[Prompt]
Starting at the line with "What data populates" in it, reproduce each line below through the last one, exactly, and include nothing else.

[Information shown]
● ● ● ● ● ● ●
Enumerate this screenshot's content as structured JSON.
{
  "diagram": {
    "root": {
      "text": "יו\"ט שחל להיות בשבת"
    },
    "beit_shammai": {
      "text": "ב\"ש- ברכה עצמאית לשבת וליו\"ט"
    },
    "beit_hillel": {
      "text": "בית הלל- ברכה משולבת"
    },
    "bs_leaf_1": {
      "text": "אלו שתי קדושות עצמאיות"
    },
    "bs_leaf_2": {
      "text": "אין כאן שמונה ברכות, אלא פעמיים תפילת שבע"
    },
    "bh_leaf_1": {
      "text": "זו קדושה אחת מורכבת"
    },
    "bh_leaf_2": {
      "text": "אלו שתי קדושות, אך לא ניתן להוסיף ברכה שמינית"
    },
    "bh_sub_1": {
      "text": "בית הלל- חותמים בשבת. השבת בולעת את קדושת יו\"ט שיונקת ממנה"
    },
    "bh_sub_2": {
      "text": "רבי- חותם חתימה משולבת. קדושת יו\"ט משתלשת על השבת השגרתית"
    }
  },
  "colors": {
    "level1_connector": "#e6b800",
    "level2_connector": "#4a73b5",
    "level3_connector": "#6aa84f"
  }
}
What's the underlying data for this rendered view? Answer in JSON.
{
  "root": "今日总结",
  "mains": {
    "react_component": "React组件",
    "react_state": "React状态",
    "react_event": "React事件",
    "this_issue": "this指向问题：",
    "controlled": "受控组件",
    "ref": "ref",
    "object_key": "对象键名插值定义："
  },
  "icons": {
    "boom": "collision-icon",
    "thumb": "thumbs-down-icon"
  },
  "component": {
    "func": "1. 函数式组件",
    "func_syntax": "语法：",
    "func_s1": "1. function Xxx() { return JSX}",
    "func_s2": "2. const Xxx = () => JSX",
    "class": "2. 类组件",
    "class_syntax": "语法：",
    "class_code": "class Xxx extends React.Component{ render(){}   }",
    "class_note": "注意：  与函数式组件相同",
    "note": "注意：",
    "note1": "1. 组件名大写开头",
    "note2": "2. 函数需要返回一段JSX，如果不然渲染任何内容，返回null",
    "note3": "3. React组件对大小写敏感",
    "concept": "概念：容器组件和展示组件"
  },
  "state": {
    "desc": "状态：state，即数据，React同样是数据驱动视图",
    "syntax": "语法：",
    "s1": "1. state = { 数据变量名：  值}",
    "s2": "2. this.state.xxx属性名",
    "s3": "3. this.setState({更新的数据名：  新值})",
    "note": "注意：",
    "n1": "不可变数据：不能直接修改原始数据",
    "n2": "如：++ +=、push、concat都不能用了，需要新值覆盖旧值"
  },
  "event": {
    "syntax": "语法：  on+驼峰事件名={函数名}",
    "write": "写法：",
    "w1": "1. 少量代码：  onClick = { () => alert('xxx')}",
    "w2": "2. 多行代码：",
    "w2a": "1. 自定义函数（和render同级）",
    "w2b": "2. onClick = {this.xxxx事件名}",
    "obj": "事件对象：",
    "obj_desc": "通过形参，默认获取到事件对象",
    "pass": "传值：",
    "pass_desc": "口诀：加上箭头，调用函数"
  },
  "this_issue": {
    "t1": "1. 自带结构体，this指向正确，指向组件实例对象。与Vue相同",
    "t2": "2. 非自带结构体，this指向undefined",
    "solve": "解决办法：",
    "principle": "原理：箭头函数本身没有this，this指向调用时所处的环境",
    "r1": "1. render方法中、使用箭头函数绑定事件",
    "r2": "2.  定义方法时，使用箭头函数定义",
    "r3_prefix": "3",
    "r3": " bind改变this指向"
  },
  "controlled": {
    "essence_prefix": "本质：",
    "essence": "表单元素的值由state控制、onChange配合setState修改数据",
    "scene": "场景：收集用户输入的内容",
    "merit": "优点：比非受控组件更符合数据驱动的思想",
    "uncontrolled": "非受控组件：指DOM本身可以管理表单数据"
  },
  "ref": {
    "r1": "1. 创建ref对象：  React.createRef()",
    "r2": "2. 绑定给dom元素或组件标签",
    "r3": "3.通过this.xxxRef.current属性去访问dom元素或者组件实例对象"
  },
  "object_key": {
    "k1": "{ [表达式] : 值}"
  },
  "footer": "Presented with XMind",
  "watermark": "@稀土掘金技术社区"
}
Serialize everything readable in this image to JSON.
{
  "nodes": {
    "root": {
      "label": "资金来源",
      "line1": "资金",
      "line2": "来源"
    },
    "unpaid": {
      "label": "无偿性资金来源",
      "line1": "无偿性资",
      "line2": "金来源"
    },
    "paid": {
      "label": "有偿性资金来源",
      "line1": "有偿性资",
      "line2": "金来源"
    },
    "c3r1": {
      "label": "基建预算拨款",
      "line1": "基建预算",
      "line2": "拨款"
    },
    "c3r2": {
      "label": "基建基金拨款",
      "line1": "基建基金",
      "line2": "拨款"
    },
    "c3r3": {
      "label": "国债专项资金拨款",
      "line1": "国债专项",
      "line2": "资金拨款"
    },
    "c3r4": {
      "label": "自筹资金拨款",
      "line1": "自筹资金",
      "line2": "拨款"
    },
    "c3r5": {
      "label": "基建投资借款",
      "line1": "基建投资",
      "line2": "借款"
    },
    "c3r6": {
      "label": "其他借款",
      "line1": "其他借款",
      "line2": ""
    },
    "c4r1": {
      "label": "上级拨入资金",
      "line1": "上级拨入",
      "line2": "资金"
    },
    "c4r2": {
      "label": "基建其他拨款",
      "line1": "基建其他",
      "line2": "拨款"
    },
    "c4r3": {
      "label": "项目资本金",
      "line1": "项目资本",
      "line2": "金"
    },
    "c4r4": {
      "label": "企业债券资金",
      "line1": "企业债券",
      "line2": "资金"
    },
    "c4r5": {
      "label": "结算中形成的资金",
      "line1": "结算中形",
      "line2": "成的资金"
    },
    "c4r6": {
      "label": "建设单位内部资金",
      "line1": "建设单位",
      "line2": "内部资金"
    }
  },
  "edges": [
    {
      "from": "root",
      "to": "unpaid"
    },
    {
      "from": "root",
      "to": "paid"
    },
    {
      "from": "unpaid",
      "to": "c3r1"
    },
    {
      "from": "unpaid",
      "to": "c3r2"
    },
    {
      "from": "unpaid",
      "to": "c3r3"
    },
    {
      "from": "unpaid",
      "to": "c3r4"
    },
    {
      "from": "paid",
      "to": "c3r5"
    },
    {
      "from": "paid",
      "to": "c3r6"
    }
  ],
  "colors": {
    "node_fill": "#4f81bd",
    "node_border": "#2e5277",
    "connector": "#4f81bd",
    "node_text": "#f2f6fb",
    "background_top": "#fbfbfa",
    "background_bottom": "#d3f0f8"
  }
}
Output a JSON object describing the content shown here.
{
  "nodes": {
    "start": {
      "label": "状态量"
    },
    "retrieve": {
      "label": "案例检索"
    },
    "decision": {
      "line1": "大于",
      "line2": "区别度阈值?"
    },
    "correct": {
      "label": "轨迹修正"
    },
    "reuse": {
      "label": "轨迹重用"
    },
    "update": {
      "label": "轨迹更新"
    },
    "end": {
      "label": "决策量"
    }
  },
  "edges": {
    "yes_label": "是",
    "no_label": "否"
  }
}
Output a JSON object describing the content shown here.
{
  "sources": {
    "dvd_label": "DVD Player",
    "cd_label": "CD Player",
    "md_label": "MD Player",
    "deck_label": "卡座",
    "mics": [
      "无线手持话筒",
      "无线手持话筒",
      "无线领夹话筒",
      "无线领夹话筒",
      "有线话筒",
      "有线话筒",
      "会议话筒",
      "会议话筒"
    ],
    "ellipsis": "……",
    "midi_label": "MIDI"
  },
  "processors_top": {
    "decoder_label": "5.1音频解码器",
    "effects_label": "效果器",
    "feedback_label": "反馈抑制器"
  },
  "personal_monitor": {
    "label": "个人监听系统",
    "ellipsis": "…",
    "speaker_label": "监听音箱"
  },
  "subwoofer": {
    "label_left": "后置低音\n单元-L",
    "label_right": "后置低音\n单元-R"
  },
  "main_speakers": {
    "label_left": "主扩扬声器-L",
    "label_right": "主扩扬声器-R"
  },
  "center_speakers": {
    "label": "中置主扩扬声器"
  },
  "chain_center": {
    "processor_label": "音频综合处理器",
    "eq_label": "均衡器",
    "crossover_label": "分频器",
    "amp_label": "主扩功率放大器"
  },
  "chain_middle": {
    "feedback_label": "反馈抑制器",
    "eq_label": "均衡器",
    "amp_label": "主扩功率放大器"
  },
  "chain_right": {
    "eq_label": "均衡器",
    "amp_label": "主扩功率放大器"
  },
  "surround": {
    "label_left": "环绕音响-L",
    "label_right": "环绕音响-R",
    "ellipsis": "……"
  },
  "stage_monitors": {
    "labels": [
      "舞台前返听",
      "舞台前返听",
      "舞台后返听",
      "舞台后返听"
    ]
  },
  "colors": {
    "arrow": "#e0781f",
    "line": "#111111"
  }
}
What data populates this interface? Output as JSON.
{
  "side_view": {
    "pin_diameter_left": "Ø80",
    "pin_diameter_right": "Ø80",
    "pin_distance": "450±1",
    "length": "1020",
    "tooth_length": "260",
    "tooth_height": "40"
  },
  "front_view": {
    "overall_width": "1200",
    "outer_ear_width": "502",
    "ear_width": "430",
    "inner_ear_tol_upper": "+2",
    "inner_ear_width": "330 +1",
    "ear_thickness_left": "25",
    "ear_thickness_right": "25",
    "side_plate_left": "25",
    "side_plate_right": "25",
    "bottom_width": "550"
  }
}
● ● ● ● ● ● ●
[The solution]
What data populates this interface? Output as JSON.
{
  "side_view": {
    "pin_diameter_left": "Ø80",
    "pin_diameter_right": "Ø80",
    "pin_distance": "450±1",
    "length": "1020",
    "tooth_length": "260",
    "tooth_height": "40"
  },
  "front_view": {
    "overall_width": "1200",
    "outer_ear_width": "502",
    "ear_width": "430",
    "inner_ear_tol_upper": "+2",
    "inner_ear_width": "330 +1",
    "ear_thickness_left": "25",
    "ear_thickness_right": "25",
    "side_plate_left": "25",
    "side_plate_right": "25",
    "bottom_width": "550"
  }
}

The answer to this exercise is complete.